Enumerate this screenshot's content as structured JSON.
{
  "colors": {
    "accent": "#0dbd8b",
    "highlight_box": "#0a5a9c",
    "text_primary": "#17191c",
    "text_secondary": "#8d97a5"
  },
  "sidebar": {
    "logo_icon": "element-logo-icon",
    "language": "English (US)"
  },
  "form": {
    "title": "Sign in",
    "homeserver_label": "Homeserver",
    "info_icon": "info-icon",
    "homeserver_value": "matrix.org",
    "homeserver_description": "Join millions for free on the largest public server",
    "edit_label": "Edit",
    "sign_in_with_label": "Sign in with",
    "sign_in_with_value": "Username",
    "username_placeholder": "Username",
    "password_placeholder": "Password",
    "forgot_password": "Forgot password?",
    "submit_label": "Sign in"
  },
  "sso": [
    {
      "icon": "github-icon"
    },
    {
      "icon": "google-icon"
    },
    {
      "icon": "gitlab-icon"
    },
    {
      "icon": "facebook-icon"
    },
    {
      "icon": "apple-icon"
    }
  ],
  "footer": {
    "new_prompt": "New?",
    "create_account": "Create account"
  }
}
..............................
Direction: Go through the listing and copy all of it exactly.

Result of the task:
Enumerate this screenshot's content as structured JSON.
{
  "colors": {
    "accent": "#0dbd8b",
    "highlight_box": "#0a5a9c",
    "text_primary": "#17191c",
    "text_secondary": "#8d97a5"
  },
  "sidebar": {
    "logo_icon": "element-logo-icon",
    "language": "English (US)"
  },
  "form": {
    "title": "Sign in",
    "homeserver_label": "Homeserver",
    "info_icon": "info-icon",
    "homeserver_value": "matrix.org",
    "homeserver_description": "Join millions for free on the largest public server",
    "edit_label": "Edit",
    "sign_in_with_label": "Sign in with",
    "sign_in_with_value": "Username",
    "username_placeholder": "Username",
    "password_placeholder": "Password",
    "forgot_password": "Forgot password?",
    "submit_label": "Sign in"
  },
  "sso": [
    {
      "icon": "github-icon"
    },
    {
      "icon": "google-icon"
    },
    {
      "icon": "gitlab-icon"
    },
    {
      "icon": "facebook-icon"
    },
    {
      "icon": "apple-icon"
    }
  ],
  "footer": {
    "new_prompt": "New?",
    "create_account": "Create account"
  }
}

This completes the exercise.